Data entries for graphics:
────────────────

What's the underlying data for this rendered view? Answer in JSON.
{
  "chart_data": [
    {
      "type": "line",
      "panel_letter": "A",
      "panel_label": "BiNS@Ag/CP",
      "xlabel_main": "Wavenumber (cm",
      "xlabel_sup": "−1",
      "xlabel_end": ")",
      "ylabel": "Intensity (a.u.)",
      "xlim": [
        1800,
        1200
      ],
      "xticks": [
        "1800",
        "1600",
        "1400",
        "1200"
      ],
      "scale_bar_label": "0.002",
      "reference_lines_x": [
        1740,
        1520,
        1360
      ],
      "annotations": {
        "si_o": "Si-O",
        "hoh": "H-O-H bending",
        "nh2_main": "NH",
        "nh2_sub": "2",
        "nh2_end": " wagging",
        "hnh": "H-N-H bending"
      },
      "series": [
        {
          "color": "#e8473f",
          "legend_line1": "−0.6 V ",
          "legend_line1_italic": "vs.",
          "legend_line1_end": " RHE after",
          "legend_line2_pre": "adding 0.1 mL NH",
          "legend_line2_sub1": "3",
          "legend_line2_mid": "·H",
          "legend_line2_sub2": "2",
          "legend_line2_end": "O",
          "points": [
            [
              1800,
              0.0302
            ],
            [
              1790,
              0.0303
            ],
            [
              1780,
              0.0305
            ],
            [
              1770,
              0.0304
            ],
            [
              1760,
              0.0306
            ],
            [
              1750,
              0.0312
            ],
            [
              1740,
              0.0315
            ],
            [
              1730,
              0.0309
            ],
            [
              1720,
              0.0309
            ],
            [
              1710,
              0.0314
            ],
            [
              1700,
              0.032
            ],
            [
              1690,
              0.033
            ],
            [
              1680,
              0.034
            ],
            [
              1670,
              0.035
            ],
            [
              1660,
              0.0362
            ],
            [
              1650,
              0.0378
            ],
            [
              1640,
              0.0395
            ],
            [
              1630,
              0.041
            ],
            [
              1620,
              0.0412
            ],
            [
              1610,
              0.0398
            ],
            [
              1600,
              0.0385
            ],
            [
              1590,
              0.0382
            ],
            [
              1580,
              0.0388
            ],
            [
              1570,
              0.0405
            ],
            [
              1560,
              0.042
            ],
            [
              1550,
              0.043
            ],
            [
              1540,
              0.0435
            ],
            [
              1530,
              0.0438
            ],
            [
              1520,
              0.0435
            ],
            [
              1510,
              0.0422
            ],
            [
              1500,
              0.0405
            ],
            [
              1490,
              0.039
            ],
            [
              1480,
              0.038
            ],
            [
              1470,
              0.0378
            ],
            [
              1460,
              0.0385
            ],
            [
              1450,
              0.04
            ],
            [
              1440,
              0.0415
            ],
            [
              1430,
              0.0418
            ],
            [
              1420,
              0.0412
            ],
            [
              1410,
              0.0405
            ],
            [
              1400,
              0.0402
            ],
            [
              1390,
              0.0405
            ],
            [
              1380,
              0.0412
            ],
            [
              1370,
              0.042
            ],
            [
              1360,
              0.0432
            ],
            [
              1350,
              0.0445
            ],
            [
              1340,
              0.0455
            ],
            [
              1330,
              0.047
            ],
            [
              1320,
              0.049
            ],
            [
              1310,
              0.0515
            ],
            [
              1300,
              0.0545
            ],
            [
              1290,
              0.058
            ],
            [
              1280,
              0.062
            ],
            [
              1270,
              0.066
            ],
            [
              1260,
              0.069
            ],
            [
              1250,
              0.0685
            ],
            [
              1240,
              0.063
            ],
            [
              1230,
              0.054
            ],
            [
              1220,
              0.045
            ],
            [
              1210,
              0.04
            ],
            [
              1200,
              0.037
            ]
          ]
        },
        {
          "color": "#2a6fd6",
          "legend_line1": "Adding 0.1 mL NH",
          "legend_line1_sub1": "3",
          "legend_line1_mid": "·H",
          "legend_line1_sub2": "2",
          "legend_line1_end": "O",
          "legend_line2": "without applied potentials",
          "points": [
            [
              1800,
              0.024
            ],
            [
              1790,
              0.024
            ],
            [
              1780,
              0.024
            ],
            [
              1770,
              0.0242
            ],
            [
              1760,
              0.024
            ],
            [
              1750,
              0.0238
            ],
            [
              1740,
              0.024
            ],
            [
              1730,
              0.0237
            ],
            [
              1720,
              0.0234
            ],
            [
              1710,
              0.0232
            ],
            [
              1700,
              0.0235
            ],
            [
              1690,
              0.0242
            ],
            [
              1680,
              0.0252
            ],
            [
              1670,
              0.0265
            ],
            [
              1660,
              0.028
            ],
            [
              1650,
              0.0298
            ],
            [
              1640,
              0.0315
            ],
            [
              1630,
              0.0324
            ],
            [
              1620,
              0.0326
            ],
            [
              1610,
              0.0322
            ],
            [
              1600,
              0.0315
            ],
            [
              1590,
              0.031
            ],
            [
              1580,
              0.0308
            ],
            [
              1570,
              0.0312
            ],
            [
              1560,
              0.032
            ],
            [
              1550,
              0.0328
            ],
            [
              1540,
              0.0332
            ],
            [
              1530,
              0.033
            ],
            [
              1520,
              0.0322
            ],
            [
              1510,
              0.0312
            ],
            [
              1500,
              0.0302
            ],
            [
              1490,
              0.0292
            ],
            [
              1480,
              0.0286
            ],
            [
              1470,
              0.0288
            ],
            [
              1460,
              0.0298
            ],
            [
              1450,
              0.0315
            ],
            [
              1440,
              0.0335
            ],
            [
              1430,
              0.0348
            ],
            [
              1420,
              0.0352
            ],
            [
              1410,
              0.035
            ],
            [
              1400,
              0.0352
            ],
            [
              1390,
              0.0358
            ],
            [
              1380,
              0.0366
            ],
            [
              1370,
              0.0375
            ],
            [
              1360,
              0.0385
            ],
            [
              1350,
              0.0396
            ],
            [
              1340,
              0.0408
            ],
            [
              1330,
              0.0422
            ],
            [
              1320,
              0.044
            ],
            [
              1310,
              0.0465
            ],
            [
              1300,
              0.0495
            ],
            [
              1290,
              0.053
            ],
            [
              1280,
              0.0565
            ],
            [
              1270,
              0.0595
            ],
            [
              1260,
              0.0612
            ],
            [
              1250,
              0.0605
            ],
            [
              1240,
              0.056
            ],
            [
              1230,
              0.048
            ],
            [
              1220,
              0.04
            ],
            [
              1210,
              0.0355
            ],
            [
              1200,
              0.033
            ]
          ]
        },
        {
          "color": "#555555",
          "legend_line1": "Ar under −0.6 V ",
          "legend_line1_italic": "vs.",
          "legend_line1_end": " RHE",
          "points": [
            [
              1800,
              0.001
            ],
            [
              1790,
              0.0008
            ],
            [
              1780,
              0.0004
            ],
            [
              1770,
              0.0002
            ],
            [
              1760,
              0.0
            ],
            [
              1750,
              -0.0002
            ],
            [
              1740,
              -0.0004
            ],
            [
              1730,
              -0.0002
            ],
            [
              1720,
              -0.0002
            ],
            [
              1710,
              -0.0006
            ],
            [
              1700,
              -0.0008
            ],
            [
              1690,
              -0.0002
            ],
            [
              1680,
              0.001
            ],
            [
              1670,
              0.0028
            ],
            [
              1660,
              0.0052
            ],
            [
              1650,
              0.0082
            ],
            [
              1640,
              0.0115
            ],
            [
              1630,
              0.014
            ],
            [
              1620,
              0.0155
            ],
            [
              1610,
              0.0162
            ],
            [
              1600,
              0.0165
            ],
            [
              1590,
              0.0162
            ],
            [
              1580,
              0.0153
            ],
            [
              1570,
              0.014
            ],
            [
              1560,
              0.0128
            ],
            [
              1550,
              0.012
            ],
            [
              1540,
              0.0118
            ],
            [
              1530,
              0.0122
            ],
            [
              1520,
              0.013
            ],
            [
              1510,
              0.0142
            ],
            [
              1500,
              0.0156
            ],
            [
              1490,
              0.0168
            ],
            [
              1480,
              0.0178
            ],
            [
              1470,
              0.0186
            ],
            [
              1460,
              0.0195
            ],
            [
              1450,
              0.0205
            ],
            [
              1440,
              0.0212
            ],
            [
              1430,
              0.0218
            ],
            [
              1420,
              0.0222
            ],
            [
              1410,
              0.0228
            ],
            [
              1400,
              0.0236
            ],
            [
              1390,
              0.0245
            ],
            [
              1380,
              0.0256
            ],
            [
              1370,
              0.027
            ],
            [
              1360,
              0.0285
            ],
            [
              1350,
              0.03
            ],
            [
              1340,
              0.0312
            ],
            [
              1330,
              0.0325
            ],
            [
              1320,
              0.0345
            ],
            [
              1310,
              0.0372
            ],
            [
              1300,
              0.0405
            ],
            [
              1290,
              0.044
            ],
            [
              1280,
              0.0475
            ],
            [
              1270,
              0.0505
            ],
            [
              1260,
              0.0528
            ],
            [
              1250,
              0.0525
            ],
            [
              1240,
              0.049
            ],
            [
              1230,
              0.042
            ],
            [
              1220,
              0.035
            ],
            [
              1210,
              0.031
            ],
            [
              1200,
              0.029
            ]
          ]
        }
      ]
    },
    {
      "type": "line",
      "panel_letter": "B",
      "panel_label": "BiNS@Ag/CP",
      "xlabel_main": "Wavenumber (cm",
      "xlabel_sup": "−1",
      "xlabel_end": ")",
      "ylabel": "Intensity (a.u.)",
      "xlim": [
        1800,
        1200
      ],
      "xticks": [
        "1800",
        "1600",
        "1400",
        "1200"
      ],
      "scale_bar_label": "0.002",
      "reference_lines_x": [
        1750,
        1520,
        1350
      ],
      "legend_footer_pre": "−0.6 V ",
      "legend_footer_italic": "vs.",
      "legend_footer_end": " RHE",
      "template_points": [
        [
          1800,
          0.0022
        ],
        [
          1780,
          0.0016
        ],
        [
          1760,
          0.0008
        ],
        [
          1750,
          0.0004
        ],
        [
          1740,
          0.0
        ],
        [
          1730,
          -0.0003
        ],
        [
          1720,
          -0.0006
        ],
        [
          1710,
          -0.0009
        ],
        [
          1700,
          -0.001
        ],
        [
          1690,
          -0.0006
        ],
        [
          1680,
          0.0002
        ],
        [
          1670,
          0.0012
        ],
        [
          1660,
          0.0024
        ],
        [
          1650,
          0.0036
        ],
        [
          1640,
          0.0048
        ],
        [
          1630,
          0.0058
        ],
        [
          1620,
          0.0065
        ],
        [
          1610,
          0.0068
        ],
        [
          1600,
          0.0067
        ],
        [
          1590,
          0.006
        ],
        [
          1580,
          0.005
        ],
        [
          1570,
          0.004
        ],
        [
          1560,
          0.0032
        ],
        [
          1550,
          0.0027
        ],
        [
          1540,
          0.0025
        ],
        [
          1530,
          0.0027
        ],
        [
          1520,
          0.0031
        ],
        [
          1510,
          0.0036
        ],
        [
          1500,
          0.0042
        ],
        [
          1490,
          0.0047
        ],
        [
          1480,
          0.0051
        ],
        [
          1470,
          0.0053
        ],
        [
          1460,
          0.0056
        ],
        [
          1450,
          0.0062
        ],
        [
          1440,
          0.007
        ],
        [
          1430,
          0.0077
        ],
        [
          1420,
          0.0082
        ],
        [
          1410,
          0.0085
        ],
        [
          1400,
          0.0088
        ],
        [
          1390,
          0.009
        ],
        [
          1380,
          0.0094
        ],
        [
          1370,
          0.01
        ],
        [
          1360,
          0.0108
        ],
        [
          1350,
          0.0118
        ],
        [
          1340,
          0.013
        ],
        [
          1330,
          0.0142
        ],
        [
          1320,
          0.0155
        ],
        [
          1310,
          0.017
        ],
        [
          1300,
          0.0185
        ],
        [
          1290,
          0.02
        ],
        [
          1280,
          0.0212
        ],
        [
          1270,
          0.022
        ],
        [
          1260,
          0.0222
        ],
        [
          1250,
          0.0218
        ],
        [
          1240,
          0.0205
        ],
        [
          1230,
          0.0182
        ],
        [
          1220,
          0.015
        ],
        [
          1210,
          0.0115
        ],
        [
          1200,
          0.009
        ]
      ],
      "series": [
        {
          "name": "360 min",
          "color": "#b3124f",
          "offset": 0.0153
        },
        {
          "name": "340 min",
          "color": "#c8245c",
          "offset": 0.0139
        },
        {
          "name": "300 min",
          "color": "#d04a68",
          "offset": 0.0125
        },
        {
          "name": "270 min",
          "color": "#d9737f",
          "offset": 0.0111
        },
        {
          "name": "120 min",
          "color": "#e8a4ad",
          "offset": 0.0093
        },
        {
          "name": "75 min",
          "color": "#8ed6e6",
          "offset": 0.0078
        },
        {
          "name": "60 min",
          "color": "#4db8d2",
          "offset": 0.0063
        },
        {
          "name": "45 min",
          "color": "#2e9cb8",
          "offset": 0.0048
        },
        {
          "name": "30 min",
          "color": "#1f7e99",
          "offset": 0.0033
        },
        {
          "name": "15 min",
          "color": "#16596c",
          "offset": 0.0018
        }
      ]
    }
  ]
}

────────────────

**Do this**
Return every line above in which the string "offset" occurs.

**Written response**
          "offset": 0.0153
          "offset": 0.0139
          "offset": 0.0125
          "offset": 0.0111
          "offset": 0.0093
          "offset": 0.0078
          "offset": 0.0063
          "offset": 0.0048
          "offset": 0.0033
          "offset": 0.0018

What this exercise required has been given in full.